For each line that holds "downloaded", copy the line out.

>> start Data for this exercise

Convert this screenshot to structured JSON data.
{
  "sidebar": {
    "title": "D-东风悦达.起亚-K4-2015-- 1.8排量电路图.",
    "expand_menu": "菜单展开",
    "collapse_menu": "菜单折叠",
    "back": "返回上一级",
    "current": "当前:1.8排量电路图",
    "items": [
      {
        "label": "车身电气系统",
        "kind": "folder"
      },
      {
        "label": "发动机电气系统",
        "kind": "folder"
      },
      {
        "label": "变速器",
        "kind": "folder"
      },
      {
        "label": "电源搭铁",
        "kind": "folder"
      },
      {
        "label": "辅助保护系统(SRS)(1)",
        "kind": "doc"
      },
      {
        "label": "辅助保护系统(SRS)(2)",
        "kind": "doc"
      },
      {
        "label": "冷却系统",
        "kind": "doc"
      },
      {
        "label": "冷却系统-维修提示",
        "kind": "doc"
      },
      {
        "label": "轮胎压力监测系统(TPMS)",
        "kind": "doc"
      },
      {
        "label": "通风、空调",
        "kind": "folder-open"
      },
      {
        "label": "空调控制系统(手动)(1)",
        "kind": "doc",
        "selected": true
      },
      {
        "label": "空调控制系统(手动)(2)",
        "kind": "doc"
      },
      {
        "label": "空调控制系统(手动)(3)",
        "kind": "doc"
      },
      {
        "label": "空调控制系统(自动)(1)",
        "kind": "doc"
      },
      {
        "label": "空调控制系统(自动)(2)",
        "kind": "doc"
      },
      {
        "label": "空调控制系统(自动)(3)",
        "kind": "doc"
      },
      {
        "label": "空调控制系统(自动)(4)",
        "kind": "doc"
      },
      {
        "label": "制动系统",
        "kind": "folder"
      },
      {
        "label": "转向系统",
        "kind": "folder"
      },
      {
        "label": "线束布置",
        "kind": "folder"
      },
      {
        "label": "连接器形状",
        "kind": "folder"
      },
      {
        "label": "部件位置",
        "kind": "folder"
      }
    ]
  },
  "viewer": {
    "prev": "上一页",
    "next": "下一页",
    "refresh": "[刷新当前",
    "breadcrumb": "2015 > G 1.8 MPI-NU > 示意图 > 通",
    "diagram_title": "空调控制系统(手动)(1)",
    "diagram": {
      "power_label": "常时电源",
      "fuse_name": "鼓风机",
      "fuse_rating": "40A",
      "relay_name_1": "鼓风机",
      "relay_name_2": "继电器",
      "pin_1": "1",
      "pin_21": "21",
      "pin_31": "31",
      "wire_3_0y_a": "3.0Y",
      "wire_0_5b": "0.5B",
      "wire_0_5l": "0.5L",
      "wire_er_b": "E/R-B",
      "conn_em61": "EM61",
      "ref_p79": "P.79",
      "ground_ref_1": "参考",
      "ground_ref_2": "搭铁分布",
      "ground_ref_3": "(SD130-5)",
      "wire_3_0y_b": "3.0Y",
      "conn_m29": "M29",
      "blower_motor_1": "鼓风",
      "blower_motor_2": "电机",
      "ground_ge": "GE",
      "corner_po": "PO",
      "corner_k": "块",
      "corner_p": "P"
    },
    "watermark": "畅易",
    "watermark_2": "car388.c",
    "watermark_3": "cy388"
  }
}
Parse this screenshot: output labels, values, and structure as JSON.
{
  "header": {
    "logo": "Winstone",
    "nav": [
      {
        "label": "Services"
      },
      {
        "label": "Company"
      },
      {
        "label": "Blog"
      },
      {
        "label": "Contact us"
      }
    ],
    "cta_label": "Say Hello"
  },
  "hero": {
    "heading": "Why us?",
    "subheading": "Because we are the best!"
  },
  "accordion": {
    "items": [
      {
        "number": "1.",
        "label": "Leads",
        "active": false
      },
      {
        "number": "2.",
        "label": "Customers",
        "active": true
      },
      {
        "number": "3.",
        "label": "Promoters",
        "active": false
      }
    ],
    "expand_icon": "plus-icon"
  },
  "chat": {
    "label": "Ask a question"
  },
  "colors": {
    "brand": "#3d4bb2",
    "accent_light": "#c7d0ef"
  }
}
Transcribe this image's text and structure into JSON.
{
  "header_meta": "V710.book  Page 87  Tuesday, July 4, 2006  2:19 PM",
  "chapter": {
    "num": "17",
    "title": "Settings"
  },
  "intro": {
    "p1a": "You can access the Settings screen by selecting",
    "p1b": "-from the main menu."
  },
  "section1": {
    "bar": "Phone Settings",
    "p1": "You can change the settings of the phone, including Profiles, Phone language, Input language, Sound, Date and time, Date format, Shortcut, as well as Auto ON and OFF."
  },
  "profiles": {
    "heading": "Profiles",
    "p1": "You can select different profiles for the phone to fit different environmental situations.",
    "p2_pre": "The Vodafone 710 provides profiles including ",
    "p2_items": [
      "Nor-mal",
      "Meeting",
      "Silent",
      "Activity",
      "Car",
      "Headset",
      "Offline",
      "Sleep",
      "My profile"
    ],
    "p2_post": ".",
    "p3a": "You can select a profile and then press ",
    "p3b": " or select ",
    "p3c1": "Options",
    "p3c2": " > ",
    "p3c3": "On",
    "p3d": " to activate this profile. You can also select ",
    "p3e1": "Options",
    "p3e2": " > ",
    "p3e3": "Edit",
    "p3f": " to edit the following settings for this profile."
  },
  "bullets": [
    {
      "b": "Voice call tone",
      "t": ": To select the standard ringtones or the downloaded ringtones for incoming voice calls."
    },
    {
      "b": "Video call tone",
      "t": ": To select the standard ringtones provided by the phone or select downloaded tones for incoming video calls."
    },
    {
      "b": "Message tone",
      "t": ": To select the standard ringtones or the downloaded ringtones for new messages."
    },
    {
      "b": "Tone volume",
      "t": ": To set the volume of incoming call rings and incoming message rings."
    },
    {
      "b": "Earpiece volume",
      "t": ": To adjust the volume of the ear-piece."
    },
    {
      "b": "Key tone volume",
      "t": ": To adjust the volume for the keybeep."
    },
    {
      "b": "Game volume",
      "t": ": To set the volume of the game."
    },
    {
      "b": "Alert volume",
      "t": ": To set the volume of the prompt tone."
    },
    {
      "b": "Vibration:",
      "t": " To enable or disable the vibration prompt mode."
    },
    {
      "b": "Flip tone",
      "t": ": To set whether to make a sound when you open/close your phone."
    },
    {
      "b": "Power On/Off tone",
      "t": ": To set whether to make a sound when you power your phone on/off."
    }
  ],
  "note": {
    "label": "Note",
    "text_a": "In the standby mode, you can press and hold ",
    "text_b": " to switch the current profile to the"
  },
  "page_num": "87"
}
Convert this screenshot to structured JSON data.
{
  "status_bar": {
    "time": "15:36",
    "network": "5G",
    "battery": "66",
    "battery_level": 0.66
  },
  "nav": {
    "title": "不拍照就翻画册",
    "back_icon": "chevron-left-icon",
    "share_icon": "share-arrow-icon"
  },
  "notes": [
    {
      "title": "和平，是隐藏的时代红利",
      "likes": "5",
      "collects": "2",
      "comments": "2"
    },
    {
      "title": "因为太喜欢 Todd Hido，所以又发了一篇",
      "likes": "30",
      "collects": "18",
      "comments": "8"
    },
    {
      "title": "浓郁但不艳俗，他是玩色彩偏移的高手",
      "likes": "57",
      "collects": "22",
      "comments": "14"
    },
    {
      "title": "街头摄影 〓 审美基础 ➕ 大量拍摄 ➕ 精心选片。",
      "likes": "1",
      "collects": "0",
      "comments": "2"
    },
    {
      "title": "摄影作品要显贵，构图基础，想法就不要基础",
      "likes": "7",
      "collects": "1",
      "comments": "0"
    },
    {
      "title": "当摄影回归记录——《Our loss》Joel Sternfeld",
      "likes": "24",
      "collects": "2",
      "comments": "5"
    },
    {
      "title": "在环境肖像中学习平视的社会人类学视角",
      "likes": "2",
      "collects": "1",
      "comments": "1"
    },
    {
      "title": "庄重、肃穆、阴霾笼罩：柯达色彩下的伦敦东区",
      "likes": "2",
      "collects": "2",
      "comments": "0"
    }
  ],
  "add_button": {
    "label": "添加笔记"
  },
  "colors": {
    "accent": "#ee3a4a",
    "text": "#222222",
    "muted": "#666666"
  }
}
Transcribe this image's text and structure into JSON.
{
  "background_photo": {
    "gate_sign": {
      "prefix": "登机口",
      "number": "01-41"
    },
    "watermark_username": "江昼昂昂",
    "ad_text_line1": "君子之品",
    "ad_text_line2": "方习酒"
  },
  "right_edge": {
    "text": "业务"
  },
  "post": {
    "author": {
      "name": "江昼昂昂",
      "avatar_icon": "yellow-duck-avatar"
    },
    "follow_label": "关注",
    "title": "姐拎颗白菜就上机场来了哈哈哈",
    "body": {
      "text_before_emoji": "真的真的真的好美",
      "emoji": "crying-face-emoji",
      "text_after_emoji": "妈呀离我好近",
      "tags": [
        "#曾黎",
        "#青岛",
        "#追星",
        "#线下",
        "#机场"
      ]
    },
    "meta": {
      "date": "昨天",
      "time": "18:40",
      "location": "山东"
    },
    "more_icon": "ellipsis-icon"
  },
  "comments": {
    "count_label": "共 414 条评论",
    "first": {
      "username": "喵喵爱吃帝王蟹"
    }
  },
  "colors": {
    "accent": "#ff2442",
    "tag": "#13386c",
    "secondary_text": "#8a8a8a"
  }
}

>> end Data for this exercise

Answer for the task:
      "t": ": To select the standard ringtones or the downloaded ringtones for incoming voice calls."
      "t": ": To select the standard ringtones provided by the phone or select downloaded tones for incoming video calls."
      "t": ": To select the standard ringtones or the downloaded ringtones for new messages."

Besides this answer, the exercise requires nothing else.